> [Set problem]: Could you copy out, word for word, the passage below about Fei Dawei bringing slides of Chinese contemporary art to France?

> [Document section]:
****************
When Chinese art critic Fei Dawei arrived in France in 1986 with
1,200 slides of Chinese contemporary art works, he did not expect
that he would prompt such a profound change in Westerners' views of
the Chinese art scene.
Shanghai-born Fei, a graduate of the Central Academy of Fine
Arts in Beijing, gave many speeches and lectures on Chinese
contemporary art in Paris, but failed to notice much enthusiasm
until he was introduced to Jean-Hubert Martin, then curator of the
National Museum of Modern Art at the Centre Pompidou.
When Martin heard of Fei's lectures he became curious. After
looking through 200 of Fei's slides, he felt he had found a new
continent.
"How many slides do you have?" "1,200," Fei replied. "I want to
see all of them," the Pompidou curator said.
Martin was transfixed for almost two days. He carefully examined
all the pictures, running through several projector bulbs, and
finally decided to come to China with Fei.
****************
> [Dataset excerpt]:
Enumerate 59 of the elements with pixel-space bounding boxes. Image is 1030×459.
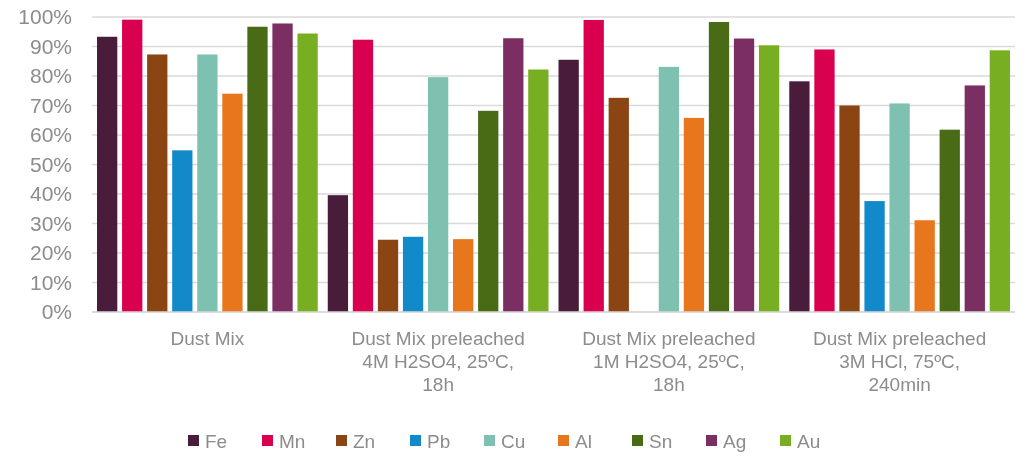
****************
> [In response]:
When Chinese art critic Fei Dawei arrived in France in 1986 with
1,200 slides of Chinese contemporary art works, he did not expect
that he would prompt such a profound change in Westerners' views of
the Chinese art scene.
Shanghai-born Fei, a graduate of the Central Academy of Fine
Arts in Beijing, gave many speeches and lectures on Chinese
contemporary art in Paris, but failed to notice much enthusiasm
until he was introduced to Jean-Hubert Martin, then curator of the
National Museum of Modern Art at the Centre Pompidou.
When Martin heard of Fei's lectures he became curious. After
looking through 200 of Fei's slides, he felt he had found a new
continent.
"How many slides do you have?" "1,200," Fei replied. "I want to
see all of them," the Pompidou curator said.
Martin was transfixed for almost two days. He carefully examined
all the pictures, running through several projector bulbs, and
finally decided to come to China with Fei.